[Records from a collection]
-----
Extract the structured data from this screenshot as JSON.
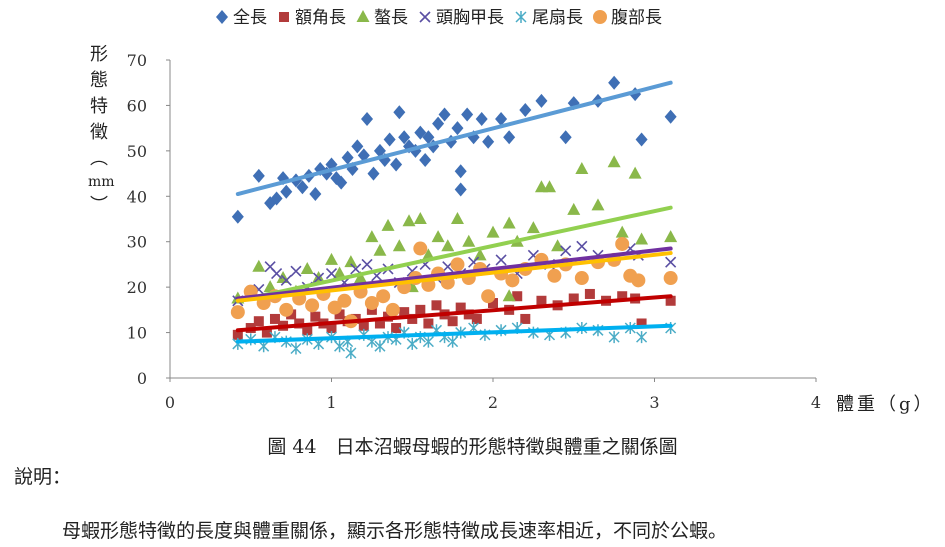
{
  "chart_data": {
    "type": "scatter",
    "ylabel_chars": [
      "形",
      "態",
      "特",
      "徵",
      "︵",
      "mm",
      "︶"
    ],
    "xlabel": "體重（g）",
    "xlim": [
      0,
      4
    ],
    "ylim": [
      0,
      70
    ],
    "x_ticks": [
      "0",
      "1",
      "2",
      "3",
      "4"
    ],
    "y_ticks": [
      "0",
      "10",
      "20",
      "30",
      "40",
      "50",
      "60",
      "70"
    ],
    "grid": false,
    "legend_position": "top",
    "series": [
      {
        "name": "全長",
        "color": "#3f6fb5",
        "marker": "diamond",
        "trend_color": "#5b9bd5",
        "trend": [
          [
            0.42,
            40.5
          ],
          [
            3.1,
            65
          ]
        ],
        "points": [
          [
            0.42,
            35.5
          ],
          [
            0.55,
            44.5
          ],
          [
            0.62,
            38.5
          ],
          [
            0.66,
            39.5
          ],
          [
            0.7,
            44
          ],
          [
            0.72,
            41
          ],
          [
            0.78,
            43.5
          ],
          [
            0.82,
            42
          ],
          [
            0.86,
            44.5
          ],
          [
            0.9,
            40.5
          ],
          [
            0.93,
            46
          ],
          [
            0.97,
            45
          ],
          [
            1.0,
            47
          ],
          [
            1.03,
            44
          ],
          [
            1.06,
            43
          ],
          [
            1.1,
            48.5
          ],
          [
            1.13,
            46
          ],
          [
            1.16,
            51
          ],
          [
            1.2,
            49
          ],
          [
            1.22,
            57
          ],
          [
            1.26,
            45
          ],
          [
            1.3,
            50
          ],
          [
            1.33,
            48
          ],
          [
            1.36,
            52.5
          ],
          [
            1.4,
            47
          ],
          [
            1.42,
            58.5
          ],
          [
            1.45,
            53
          ],
          [
            1.48,
            51
          ],
          [
            1.52,
            50
          ],
          [
            1.55,
            54
          ],
          [
            1.58,
            48
          ],
          [
            1.6,
            53
          ],
          [
            1.63,
            51
          ],
          [
            1.66,
            56
          ],
          [
            1.7,
            58
          ],
          [
            1.74,
            52
          ],
          [
            1.78,
            55
          ],
          [
            1.8,
            45.5
          ],
          [
            1.8,
            41.5
          ],
          [
            1.84,
            58
          ],
          [
            1.88,
            53
          ],
          [
            1.93,
            57
          ],
          [
            1.97,
            52
          ],
          [
            2.05,
            57
          ],
          [
            2.1,
            53
          ],
          [
            2.2,
            59
          ],
          [
            2.3,
            61
          ],
          [
            2.45,
            53
          ],
          [
            2.5,
            60.5
          ],
          [
            2.65,
            61
          ],
          [
            2.75,
            65
          ],
          [
            2.88,
            62.5
          ],
          [
            2.92,
            52.5
          ],
          [
            3.1,
            57.5
          ]
        ]
      },
      {
        "name": "額角長",
        "color": "#b23b3b",
        "marker": "square",
        "trend_color": "#c00000",
        "trend": [
          [
            0.42,
            10.5
          ],
          [
            3.1,
            18
          ]
        ],
        "points": [
          [
            0.42,
            9.5
          ],
          [
            0.5,
            11
          ],
          [
            0.55,
            12.5
          ],
          [
            0.6,
            10
          ],
          [
            0.65,
            13
          ],
          [
            0.7,
            11.5
          ],
          [
            0.75,
            14
          ],
          [
            0.8,
            12
          ],
          [
            0.85,
            10.5
          ],
          [
            0.9,
            13.5
          ],
          [
            0.95,
            12
          ],
          [
            1.0,
            11
          ],
          [
            1.05,
            14
          ],
          [
            1.1,
            12.5
          ],
          [
            1.15,
            13
          ],
          [
            1.2,
            11.5
          ],
          [
            1.25,
            15
          ],
          [
            1.3,
            12
          ],
          [
            1.35,
            13.5
          ],
          [
            1.4,
            11
          ],
          [
            1.45,
            14.5
          ],
          [
            1.5,
            13
          ],
          [
            1.55,
            15
          ],
          [
            1.6,
            12
          ],
          [
            1.65,
            16
          ],
          [
            1.7,
            14
          ],
          [
            1.75,
            12.5
          ],
          [
            1.8,
            15.5
          ],
          [
            1.85,
            14
          ],
          [
            1.9,
            13
          ],
          [
            2.0,
            16.5
          ],
          [
            2.1,
            15
          ],
          [
            2.15,
            18
          ],
          [
            2.2,
            13
          ],
          [
            2.3,
            17
          ],
          [
            2.4,
            16
          ],
          [
            2.5,
            17.5
          ],
          [
            2.6,
            18.5
          ],
          [
            2.7,
            17
          ],
          [
            2.8,
            18
          ],
          [
            2.88,
            17.5
          ],
          [
            2.92,
            12
          ],
          [
            3.1,
            17
          ]
        ]
      },
      {
        "name": "螯長",
        "color": "#8ab84a",
        "marker": "triangle",
        "trend_color": "#92d050",
        "trend": [
          [
            0.42,
            17
          ],
          [
            3.1,
            37.5
          ]
        ],
        "points": [
          [
            0.42,
            17.5
          ],
          [
            0.55,
            24.5
          ],
          [
            0.62,
            20
          ],
          [
            0.7,
            22
          ],
          [
            0.78,
            19
          ],
          [
            0.85,
            24
          ],
          [
            0.92,
            22
          ],
          [
            1.0,
            26
          ],
          [
            1.05,
            23
          ],
          [
            1.12,
            25.5
          ],
          [
            1.18,
            22
          ],
          [
            1.25,
            31
          ],
          [
            1.3,
            28
          ],
          [
            1.35,
            33.5
          ],
          [
            1.42,
            29
          ],
          [
            1.48,
            34.5
          ],
          [
            1.55,
            35
          ],
          [
            1.6,
            27
          ],
          [
            1.66,
            31
          ],
          [
            1.72,
            29
          ],
          [
            1.78,
            35
          ],
          [
            1.85,
            30
          ],
          [
            1.92,
            27
          ],
          [
            2.0,
            32
          ],
          [
            2.1,
            34
          ],
          [
            2.15,
            30
          ],
          [
            2.25,
            33
          ],
          [
            2.3,
            42
          ],
          [
            2.35,
            42
          ],
          [
            2.4,
            29
          ],
          [
            2.5,
            37
          ],
          [
            2.55,
            46
          ],
          [
            2.65,
            38
          ],
          [
            2.75,
            47.5
          ],
          [
            2.8,
            32
          ],
          [
            2.88,
            45
          ],
          [
            2.92,
            30.5
          ],
          [
            3.1,
            31
          ],
          [
            2.1,
            18
          ],
          [
            1.5,
            20
          ]
        ]
      },
      {
        "name": "頭胸甲長",
        "color": "#5a4fa3",
        "marker": "x",
        "trend_color": "#7030a0",
        "trend": [
          [
            0.42,
            17.5
          ],
          [
            3.1,
            28.5
          ]
        ],
        "points": [
          [
            0.42,
            17
          ],
          [
            0.55,
            19.5
          ],
          [
            0.62,
            24.5
          ],
          [
            0.66,
            23
          ],
          [
            0.72,
            21.5
          ],
          [
            0.78,
            23.5
          ],
          [
            0.85,
            20
          ],
          [
            0.92,
            22
          ],
          [
            1.0,
            23
          ],
          [
            1.08,
            21
          ],
          [
            1.15,
            24
          ],
          [
            1.22,
            25
          ],
          [
            1.28,
            22.5
          ],
          [
            1.35,
            24
          ],
          [
            1.42,
            21
          ],
          [
            1.5,
            23.5
          ],
          [
            1.58,
            25
          ],
          [
            1.65,
            22
          ],
          [
            1.72,
            24.5
          ],
          [
            1.8,
            23
          ],
          [
            1.88,
            25.5
          ],
          [
            1.95,
            24
          ],
          [
            2.05,
            26
          ],
          [
            2.15,
            23
          ],
          [
            2.25,
            27
          ],
          [
            2.35,
            25
          ],
          [
            2.45,
            28
          ],
          [
            2.55,
            29
          ],
          [
            2.65,
            27
          ],
          [
            2.75,
            26
          ],
          [
            2.85,
            28.5
          ],
          [
            2.9,
            27
          ],
          [
            3.1,
            25.5
          ]
        ]
      },
      {
        "name": "尾扇長",
        "color": "#4bacc6",
        "marker": "star",
        "trend_color": "#00b0f0",
        "trend": [
          [
            0.42,
            8
          ],
          [
            3.1,
            11.5
          ]
        ],
        "points": [
          [
            0.42,
            7.5
          ],
          [
            0.5,
            8.5
          ],
          [
            0.58,
            7
          ],
          [
            0.65,
            9
          ],
          [
            0.72,
            8
          ],
          [
            0.78,
            6.5
          ],
          [
            0.85,
            8.5
          ],
          [
            0.92,
            7.5
          ],
          [
            1.0,
            9
          ],
          [
            1.05,
            7
          ],
          [
            1.1,
            8
          ],
          [
            1.12,
            5.5
          ],
          [
            1.2,
            9.5
          ],
          [
            1.25,
            8
          ],
          [
            1.3,
            7
          ],
          [
            1.35,
            9
          ],
          [
            1.4,
            8.5
          ],
          [
            1.45,
            10
          ],
          [
            1.5,
            7.5
          ],
          [
            1.55,
            9
          ],
          [
            1.6,
            8
          ],
          [
            1.65,
            10.5
          ],
          [
            1.7,
            9
          ],
          [
            1.75,
            8
          ],
          [
            1.8,
            10
          ],
          [
            1.88,
            11
          ],
          [
            1.95,
            9.5
          ],
          [
            2.05,
            10.5
          ],
          [
            2.15,
            11
          ],
          [
            2.25,
            10
          ],
          [
            2.35,
            9.5
          ],
          [
            2.45,
            10
          ],
          [
            2.55,
            11
          ],
          [
            2.65,
            10.5
          ],
          [
            2.75,
            9
          ],
          [
            2.85,
            11
          ],
          [
            2.92,
            9
          ],
          [
            3.1,
            11
          ]
        ]
      },
      {
        "name": "腹部長",
        "color": "#f0a050",
        "marker": "circle",
        "trend_color": "#ffc000",
        "trend": [
          [
            0.42,
            17
          ],
          [
            3.1,
            27.5
          ]
        ],
        "points": [
          [
            0.42,
            14.5
          ],
          [
            0.5,
            19
          ],
          [
            0.58,
            16.5
          ],
          [
            0.65,
            18
          ],
          [
            0.72,
            15
          ],
          [
            0.8,
            17.5
          ],
          [
            0.88,
            16
          ],
          [
            0.95,
            18.5
          ],
          [
            1.02,
            15.5
          ],
          [
            1.08,
            17
          ],
          [
            1.12,
            12.5
          ],
          [
            1.18,
            19
          ],
          [
            1.25,
            16.5
          ],
          [
            1.32,
            18
          ],
          [
            1.38,
            15
          ],
          [
            1.45,
            20
          ],
          [
            1.52,
            22
          ],
          [
            1.55,
            28.5
          ],
          [
            1.6,
            20.5
          ],
          [
            1.66,
            23
          ],
          [
            1.72,
            21
          ],
          [
            1.78,
            25
          ],
          [
            1.85,
            22
          ],
          [
            1.92,
            24
          ],
          [
            1.97,
            18
          ],
          [
            2.05,
            23
          ],
          [
            2.12,
            21.5
          ],
          [
            2.2,
            24
          ],
          [
            2.3,
            26
          ],
          [
            2.38,
            22.5
          ],
          [
            2.45,
            25
          ],
          [
            2.55,
            22
          ],
          [
            2.65,
            25.5
          ],
          [
            2.75,
            26
          ],
          [
            2.8,
            29.5
          ],
          [
            2.85,
            22.5
          ],
          [
            2.9,
            21.5
          ],
          [
            3.1,
            22
          ]
        ]
      }
    ]
  },
  "caption": "圖 44　日本沼蝦母蝦的形態特徵與體重之關係圖",
  "note_title": "說明：",
  "note_body": "母蝦形態特徵的長度與體重關係，顯示各形態特徵成長速率相近，不同於公蝦。"
}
-----
» **EXERCISE INSTRUCTIONS**
Look for "marker" and pull out every line that has it.

» **SOLUTION FOR THIS TASK**
        "marker": "diamond",
        "marker": "square",
        "marker": "triangle",
        "marker": "x",
        "marker": "star",
        "marker": "circle",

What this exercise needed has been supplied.